**Direction:**
Check each line of the listing below for the string "JSON", and copy the ones that have it.

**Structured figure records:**
● ● ● ● ● ● ●
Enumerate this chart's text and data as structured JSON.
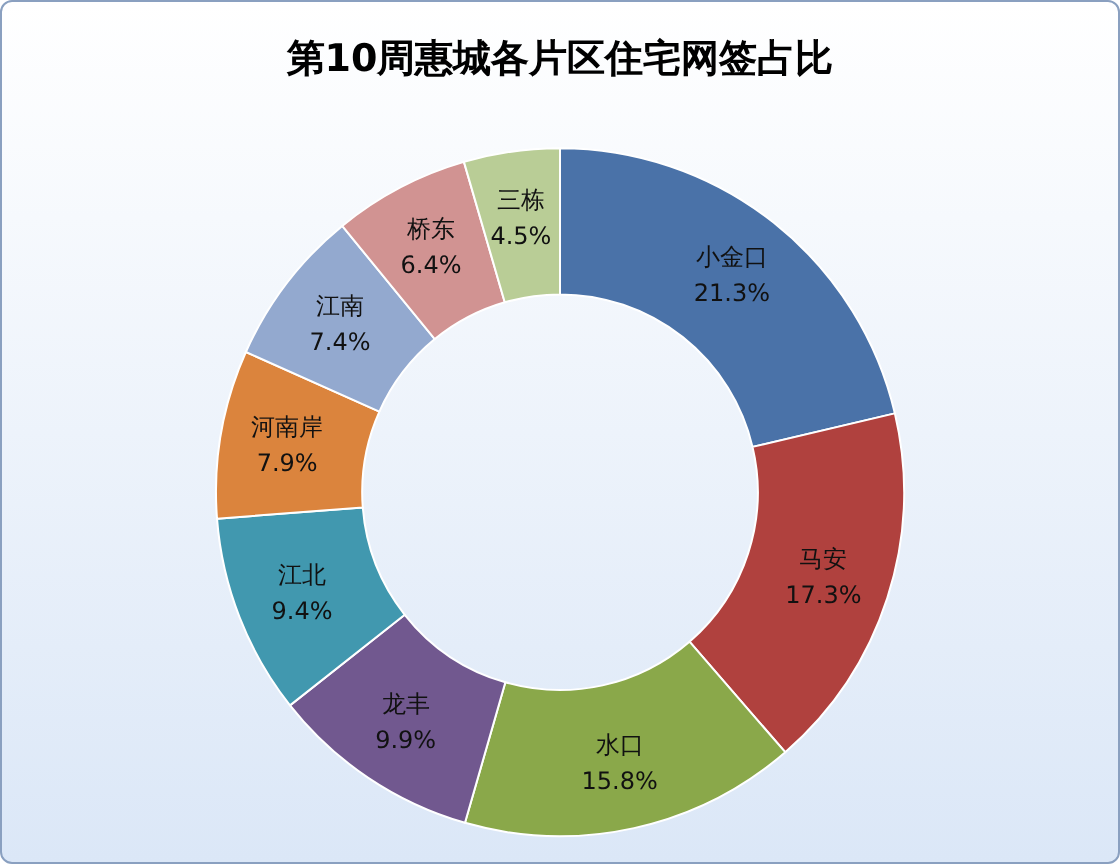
{
  "chart_data": {
    "type": "donut",
    "title": "第10周惠城各片区住宅网签占比",
    "categories": [
      "小金口",
      "马安",
      "水口",
      "龙丰",
      "江北",
      "河南岸",
      "江南",
      "桥东",
      "三栋"
    ],
    "values": [
      21.3,
      17.3,
      15.8,
      9.9,
      9.4,
      7.9,
      7.4,
      6.4,
      4.5
    ],
    "colors": [
      "#4a72a8",
      "#b0413e",
      "#8aa84a",
      "#71588f",
      "#4198af",
      "#db843d",
      "#93a9cf",
      "#d19392",
      "#b9cd96"
    ],
    "value_labels": [
      "21.3%",
      "17.3%",
      "15.8%",
      "9.9%",
      "9.4%",
      "7.9%",
      "7.4%",
      "6.4%",
      "4.5%"
    ],
    "legend": false
  }
}
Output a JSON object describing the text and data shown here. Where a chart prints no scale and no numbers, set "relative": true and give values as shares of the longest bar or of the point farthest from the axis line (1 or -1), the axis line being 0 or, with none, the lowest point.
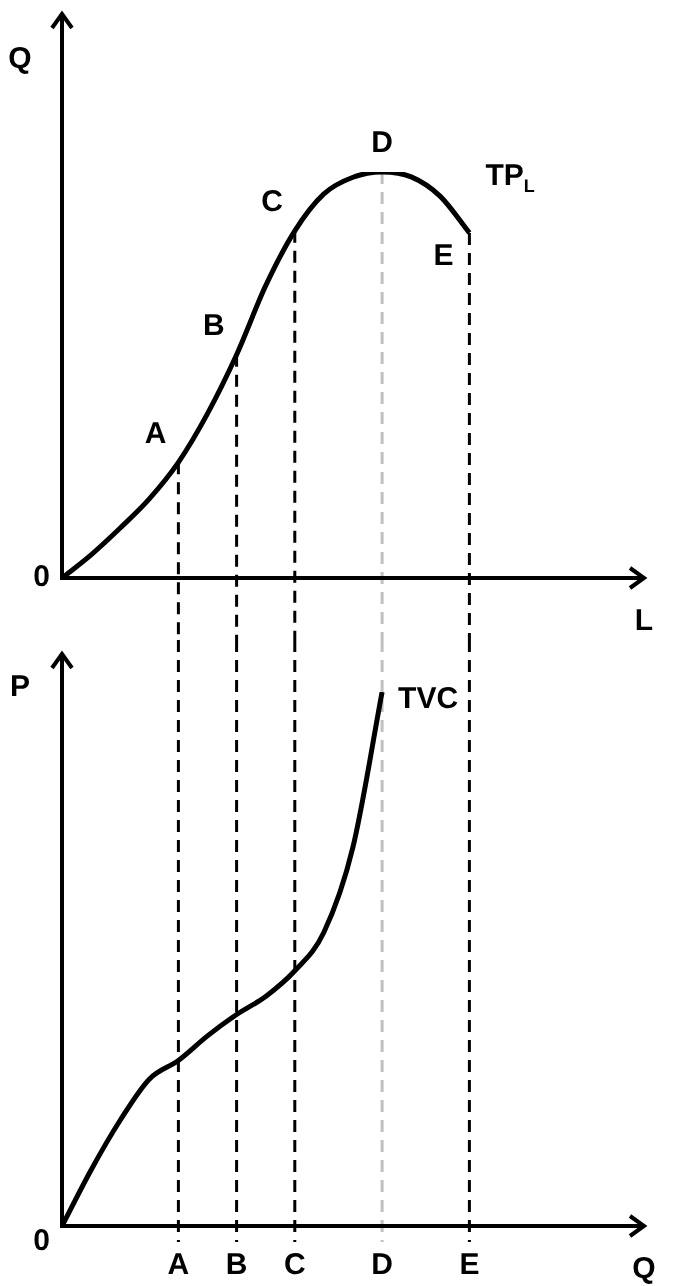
{
  "chart_data": [
    {
      "type": "line",
      "relative": true,
      "ylabel": "Q",
      "xlabel": "L",
      "tick_labels": false,
      "legend": false,
      "marker": "none",
      "line_style": "solid",
      "categories": [
        null,
        null,
        null,
        null,
        "A",
        null,
        "B",
        null,
        "C",
        null,
        null,
        "D",
        null,
        null,
        "E",
        null,
        null,
        null,
        null,
        null,
        null
      ],
      "series": [
        {
          "name": "TP$_{L}$",
          "color": "#000000",
          "values": [
            0,
            0.057,
            0.123,
            0.195,
            0.285,
            0.405,
            0.55,
            0.72,
            0.855,
            0.946,
            0.987,
            1,
            0.988,
            0.94,
            0.85,
            null,
            null,
            null,
            null,
            null,
            null
          ]
        }
      ],
      "annotations": [
        "0",
        "A",
        "B",
        "C",
        "D",
        "E"
      ],
      "ref_lines": [
        {
          "axis": "x",
          "value": "A",
          "color": "#000000",
          "line_style": "dashed"
        },
        {
          "axis": "x",
          "value": "B",
          "color": "#000000",
          "line_style": "dashed"
        },
        {
          "axis": "x",
          "value": "C",
          "color": "#000000",
          "line_style": "dashed"
        },
        {
          "axis": "x",
          "value": "D",
          "color": "#c0c0c0",
          "line_style": "dashed"
        },
        {
          "axis": "x",
          "value": "E",
          "color": "#000000",
          "line_style": "dashed"
        }
      ]
    },
    {
      "type": "line",
      "relative": true,
      "ylabel": "P",
      "xlabel": "Q",
      "tick_labels": "x",
      "legend": false,
      "marker": "none",
      "line_style": "solid",
      "categories": [
        null,
        null,
        null,
        null,
        "A",
        null,
        "B",
        null,
        "C",
        null,
        null,
        "D",
        null,
        null,
        "E",
        null,
        null,
        null,
        null,
        null,
        null
      ],
      "series": [
        {
          "name": "TVC",
          "color": "#000000",
          "values": [
            0,
            0.105,
            0.198,
            0.275,
            0.31,
            0.356,
            0.396,
            0.43,
            0.478,
            0.55,
            0.71,
            1,
            null,
            null,
            null,
            null,
            null,
            null,
            null,
            null,
            null
          ]
        }
      ],
      "annotations": [
        "0"
      ],
      "ref_lines": [
        {
          "axis": "x",
          "value": "A",
          "color": "#000000",
          "line_style": "dashed"
        },
        {
          "axis": "x",
          "value": "B",
          "color": "#000000",
          "line_style": "dashed"
        },
        {
          "axis": "x",
          "value": "C",
          "color": "#000000",
          "line_style": "dashed"
        },
        {
          "axis": "x",
          "value": "D",
          "color": "#c0c0c0",
          "line_style": "dashed"
        },
        {
          "axis": "x",
          "value": "E",
          "color": "#000000",
          "line_style": "dashed"
        }
      ]
    }
  ]
}
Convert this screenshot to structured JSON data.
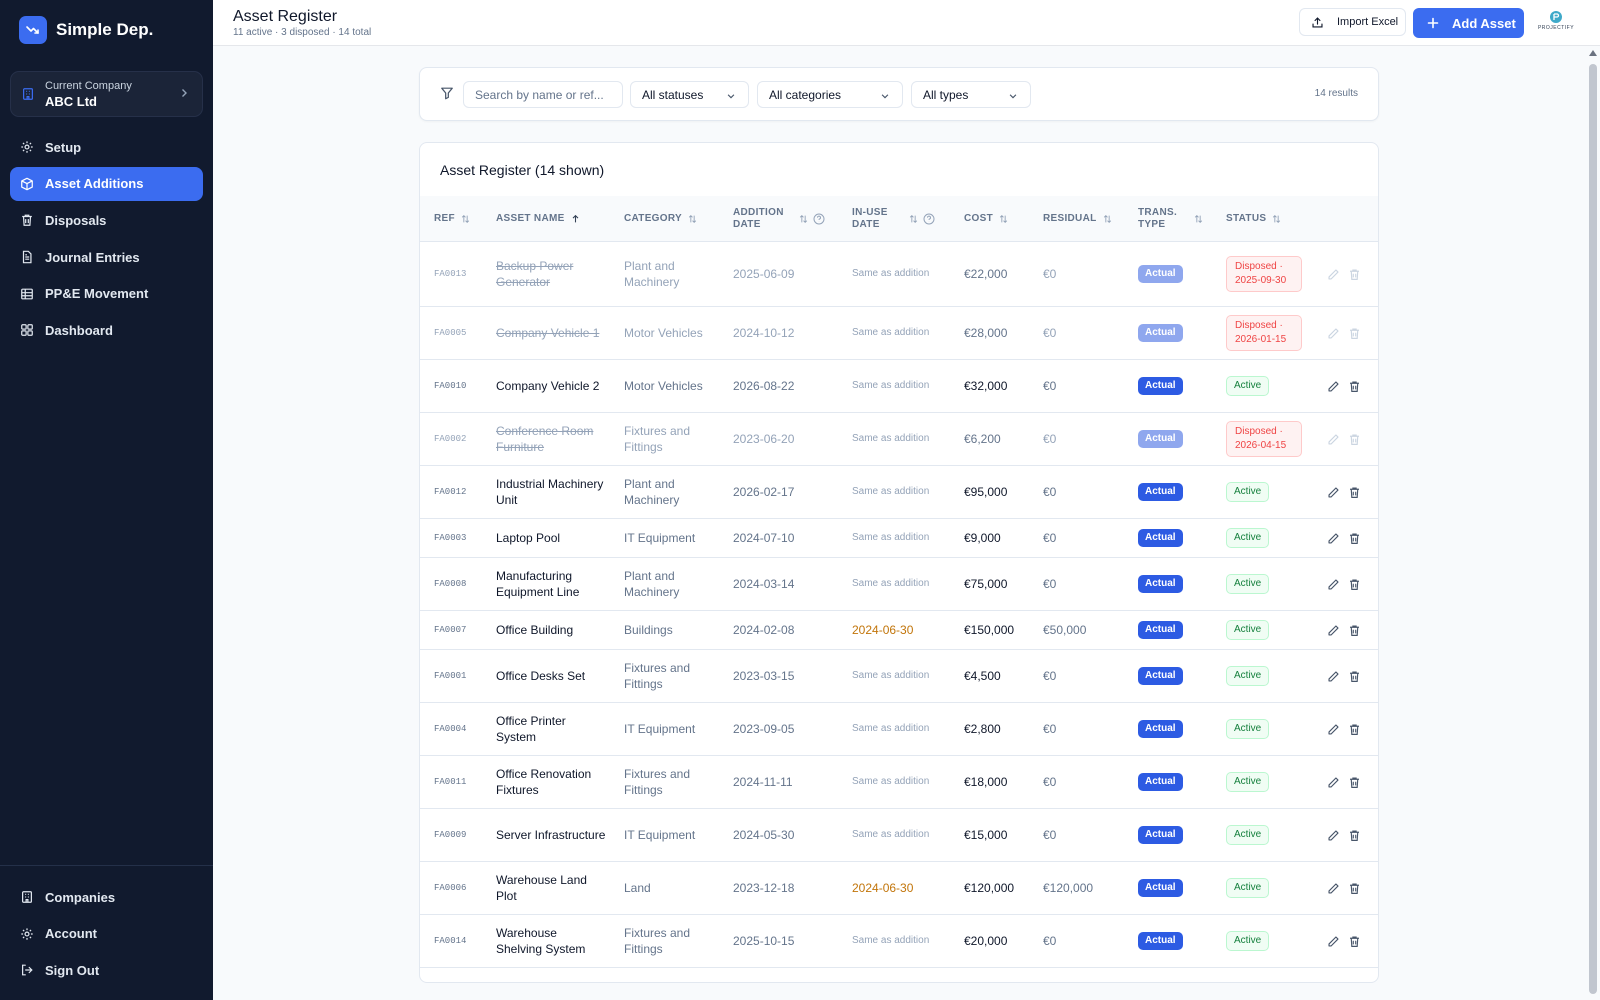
● ● ● ● ● ● ●
**Response to the exercise:**
Enumerate this chart's text and data as structured JSON.
Output a JSON object describing the text and data shown here. Where a chart prints no scale and no numbers, set "relative": true and give values as shares of the longest bar or of the point farthest from the axis line (1 or -1), the axis line being 0 or, with none, the lowest point.
Convert this screenshot to structured JSON data.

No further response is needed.